Task :: Each entry below is to be extracted exactly.

Stored rows ::
....
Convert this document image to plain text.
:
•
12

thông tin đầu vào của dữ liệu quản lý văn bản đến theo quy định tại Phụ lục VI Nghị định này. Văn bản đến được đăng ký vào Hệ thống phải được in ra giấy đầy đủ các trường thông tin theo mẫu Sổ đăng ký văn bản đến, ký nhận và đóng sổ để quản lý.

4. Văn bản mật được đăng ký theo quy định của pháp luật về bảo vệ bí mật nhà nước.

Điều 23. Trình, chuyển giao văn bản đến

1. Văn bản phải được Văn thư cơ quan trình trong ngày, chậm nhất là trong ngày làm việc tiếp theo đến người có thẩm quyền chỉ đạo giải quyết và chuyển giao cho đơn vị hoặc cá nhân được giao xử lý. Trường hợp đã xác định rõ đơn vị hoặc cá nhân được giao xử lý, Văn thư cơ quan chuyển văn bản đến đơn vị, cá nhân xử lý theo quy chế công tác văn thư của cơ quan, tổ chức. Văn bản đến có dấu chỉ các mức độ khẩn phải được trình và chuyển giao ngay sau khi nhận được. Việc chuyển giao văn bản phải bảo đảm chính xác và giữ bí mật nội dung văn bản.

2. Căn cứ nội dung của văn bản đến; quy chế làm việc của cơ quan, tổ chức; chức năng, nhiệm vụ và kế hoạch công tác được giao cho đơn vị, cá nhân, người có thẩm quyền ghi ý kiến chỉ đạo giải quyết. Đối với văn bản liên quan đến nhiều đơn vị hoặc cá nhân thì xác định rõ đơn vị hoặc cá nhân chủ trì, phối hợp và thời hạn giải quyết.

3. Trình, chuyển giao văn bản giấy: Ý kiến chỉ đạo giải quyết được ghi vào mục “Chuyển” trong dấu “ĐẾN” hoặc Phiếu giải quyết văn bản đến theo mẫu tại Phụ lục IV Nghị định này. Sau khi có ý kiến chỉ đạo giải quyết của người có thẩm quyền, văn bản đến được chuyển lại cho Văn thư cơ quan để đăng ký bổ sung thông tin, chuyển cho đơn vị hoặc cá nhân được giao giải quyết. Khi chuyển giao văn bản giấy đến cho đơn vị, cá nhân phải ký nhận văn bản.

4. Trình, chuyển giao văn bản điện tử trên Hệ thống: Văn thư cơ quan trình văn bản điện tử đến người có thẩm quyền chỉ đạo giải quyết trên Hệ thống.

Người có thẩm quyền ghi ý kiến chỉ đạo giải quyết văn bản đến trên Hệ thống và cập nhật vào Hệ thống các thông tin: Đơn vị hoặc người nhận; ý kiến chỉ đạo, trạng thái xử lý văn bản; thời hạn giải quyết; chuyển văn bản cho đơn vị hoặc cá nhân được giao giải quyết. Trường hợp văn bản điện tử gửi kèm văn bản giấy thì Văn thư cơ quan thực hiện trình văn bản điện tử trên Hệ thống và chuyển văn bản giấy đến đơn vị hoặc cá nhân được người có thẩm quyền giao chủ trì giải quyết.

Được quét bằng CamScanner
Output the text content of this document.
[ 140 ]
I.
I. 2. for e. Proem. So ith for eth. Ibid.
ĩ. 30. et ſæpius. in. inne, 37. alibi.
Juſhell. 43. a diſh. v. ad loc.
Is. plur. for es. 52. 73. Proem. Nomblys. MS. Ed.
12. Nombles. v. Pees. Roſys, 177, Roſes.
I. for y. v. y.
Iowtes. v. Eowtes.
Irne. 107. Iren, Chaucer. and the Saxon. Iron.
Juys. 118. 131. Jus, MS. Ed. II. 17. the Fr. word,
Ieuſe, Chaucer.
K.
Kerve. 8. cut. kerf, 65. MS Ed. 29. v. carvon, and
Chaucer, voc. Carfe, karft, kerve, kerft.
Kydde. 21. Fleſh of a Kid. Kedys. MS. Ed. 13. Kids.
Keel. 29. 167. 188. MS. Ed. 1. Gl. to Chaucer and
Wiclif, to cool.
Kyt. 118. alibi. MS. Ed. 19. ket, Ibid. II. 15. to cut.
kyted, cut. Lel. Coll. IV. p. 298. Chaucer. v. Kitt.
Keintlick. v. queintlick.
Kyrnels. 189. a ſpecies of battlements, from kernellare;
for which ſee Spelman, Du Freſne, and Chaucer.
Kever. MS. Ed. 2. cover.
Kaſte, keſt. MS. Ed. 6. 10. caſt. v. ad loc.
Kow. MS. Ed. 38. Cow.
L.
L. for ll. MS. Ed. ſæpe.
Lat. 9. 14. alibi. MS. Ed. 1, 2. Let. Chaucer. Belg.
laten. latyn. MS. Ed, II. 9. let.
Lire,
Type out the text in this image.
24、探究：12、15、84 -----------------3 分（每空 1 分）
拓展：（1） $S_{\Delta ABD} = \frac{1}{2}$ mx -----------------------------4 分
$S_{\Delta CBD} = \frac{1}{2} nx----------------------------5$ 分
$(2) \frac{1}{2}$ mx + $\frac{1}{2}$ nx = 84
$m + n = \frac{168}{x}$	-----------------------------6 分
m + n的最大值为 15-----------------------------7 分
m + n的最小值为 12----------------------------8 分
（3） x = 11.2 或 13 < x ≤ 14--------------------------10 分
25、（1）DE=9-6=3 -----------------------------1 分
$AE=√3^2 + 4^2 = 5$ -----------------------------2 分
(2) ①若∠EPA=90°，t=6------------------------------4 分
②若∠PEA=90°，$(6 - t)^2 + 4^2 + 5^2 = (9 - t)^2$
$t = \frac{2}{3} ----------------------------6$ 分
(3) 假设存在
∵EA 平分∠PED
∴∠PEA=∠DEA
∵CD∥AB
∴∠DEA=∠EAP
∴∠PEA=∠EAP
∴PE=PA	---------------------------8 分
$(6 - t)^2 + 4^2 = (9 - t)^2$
....
Reply to the exercise ::
Convert this document image to plain text.
:
•
12

thông tin đầu vào của dữ liệu quản lý văn bản đến theo quy định tại Phụ lục VI Nghị định này. Văn bản đến được đăng ký vào Hệ thống phải được in ra giấy đầy đủ các trường thông tin theo mẫu Sổ đăng ký văn bản đến, ký nhận và đóng sổ để quản lý.

4. Văn bản mật được đăng ký theo quy định của pháp luật về bảo vệ bí mật nhà nước.

Điều 23. Trình, chuyển giao văn bản đến

1. Văn bản phải được Văn thư cơ quan trình trong ngày, chậm nhất là trong ngày làm việc tiếp theo đến người có thẩm quyền chỉ đạo giải quyết và chuyển giao cho đơn vị hoặc cá nhân được giao xử lý. Trường hợp đã xác định rõ đơn vị hoặc cá nhân được giao xử lý, Văn thư cơ quan chuyển văn bản đến đơn vị, cá nhân xử lý theo quy chế công tác văn thư của cơ quan, tổ chức. Văn bản đến có dấu chỉ các mức độ khẩn phải được trình và chuyển giao ngay sau khi nhận được. Việc chuyển giao văn bản phải bảo đảm chính xác và giữ bí mật nội dung văn bản.

2. Căn cứ nội dung của văn bản đến; quy chế làm việc của cơ quan, tổ chức; chức năng, nhiệm vụ và kế hoạch công tác được giao cho đơn vị, cá nhân, người có thẩm quyền ghi ý kiến chỉ đạo giải quyết. Đối với văn bản liên quan đến nhiều đơn vị hoặc cá nhân thì xác định rõ đơn vị hoặc cá nhân chủ trì, phối hợp và thời hạn giải quyết.

3. Trình, chuyển giao văn bản giấy: Ý kiến chỉ đạo giải quyết được ghi vào mục “Chuyển” trong dấu “ĐẾN” hoặc Phiếu giải quyết văn bản đến theo mẫu tại Phụ lục IV Nghị định này. Sau khi có ý kiến chỉ đạo giải quyết của người có thẩm quyền, văn bản đến được chuyển lại cho Văn thư cơ quan để đăng ký bổ sung thông tin, chuyển cho đơn vị hoặc cá nhân được giao giải quyết. Khi chuyển giao văn bản giấy đến cho đơn vị, cá nhân phải ký nhận văn bản.

4. Trình, chuyển giao văn bản điện tử trên Hệ thống: Văn thư cơ quan trình văn bản điện tử đến người có thẩm quyền chỉ đạo giải quyết trên Hệ thống.

Người có thẩm quyền ghi ý kiến chỉ đạo giải quyết văn bản đến trên Hệ thống và cập nhật vào Hệ thống các thông tin: Đơn vị hoặc người nhận; ý kiến chỉ đạo, trạng thái xử lý văn bản; thời hạn giải quyết; chuyển văn bản cho đơn vị hoặc cá nhân được giao giải quyết. Trường hợp văn bản điện tử gửi kèm văn bản giấy thì Văn thư cơ quan thực hiện trình văn bản điện tử trên Hệ thống và chuyển văn bản giấy đến đơn vị hoặc cá nhân được người có thẩm quyền giao chủ trì giải quyết.

Được quét bằng CamScanner
Output the text content of this document.
[ 140 ]
I.
I. 2. for e. Proem. So ith for eth. Ibid.
ĩ. 30. et ſæpius. in. inne, 37. alibi.
Juſhell. 43. a diſh. v. ad loc.
Is. plur. for es. 52. 73. Proem. Nomblys. MS. Ed.
12. Nombles. v. Pees. Roſys, 177, Roſes.
I. for y. v. y.
Iowtes. v. Eowtes.
Irne. 107. Iren, Chaucer. and the Saxon. Iron.
Juys. 118. 131. Jus, MS. Ed. II. 17. the Fr. word,
Ieuſe, Chaucer.
K.
Kerve. 8. cut. kerf, 65. MS Ed. 29. v. carvon, and
Chaucer, voc. Carfe, karft, kerve, kerft.
Kydde. 21. Fleſh of a Kid. Kedys. MS. Ed. 13. Kids.
Keel. 29. 167. 188. MS. Ed. 1. Gl. to Chaucer and
Wiclif, to cool.
Kyt. 118. alibi. MS. Ed. 19. ket, Ibid. II. 15. to cut.
kyted, cut. Lel. Coll. IV. p. 298. Chaucer. v. Kitt.
Keintlick. v. queintlick.
Kyrnels. 189. a ſpecies of battlements, from kernellare;
for which ſee Spelman, Du Freſne, and Chaucer.
Kever. MS. Ed. 2. cover.
Kaſte, keſt. MS. Ed. 6. 10. caſt. v. ad loc.
Kow. MS. Ed. 38. Cow.
L.
L. for ll. MS. Ed. ſæpe.
Lat. 9. 14. alibi. MS. Ed. 1, 2. Let. Chaucer. Belg.
laten. latyn. MS. Ed, II. 9. let.
Lire,
Type out the text in this image.
24、探究：12、15、84 -----------------3 分（每空 1 分）
拓展：（1） $S_{\Delta ABD} = \frac{1}{2}$ mx -----------------------------4 分
$S_{\Delta CBD} = \frac{1}{2} nx----------------------------5$ 分
$(2) \frac{1}{2}$ mx + $\frac{1}{2}$ nx = 84
$m + n = \frac{168}{x}$	-----------------------------6 分
m + n的最大值为 15-----------------------------7 分
m + n的最小值为 12----------------------------8 分
（3） x = 11.2 或 13 < x ≤ 14--------------------------10 分
25、（1）DE=9-6=3 -----------------------------1 分
$AE=√3^2 + 4^2 = 5$ -----------------------------2 分
(2) ①若∠EPA=90°，t=6------------------------------4 分
②若∠PEA=90°，$(6 - t)^2 + 4^2 + 5^2 = (9 - t)^2$
$t = \frac{2}{3} ----------------------------6$ 分
(3) 假设存在
∵EA 平分∠PED
∴∠PEA=∠DEA
∵CD∥AB
∴∠DEA=∠EAP
∴∠PEA=∠EAP
∴PE=PA	---------------------------8 分
$(6 - t)^2 + 4^2 = (9 - t)^2$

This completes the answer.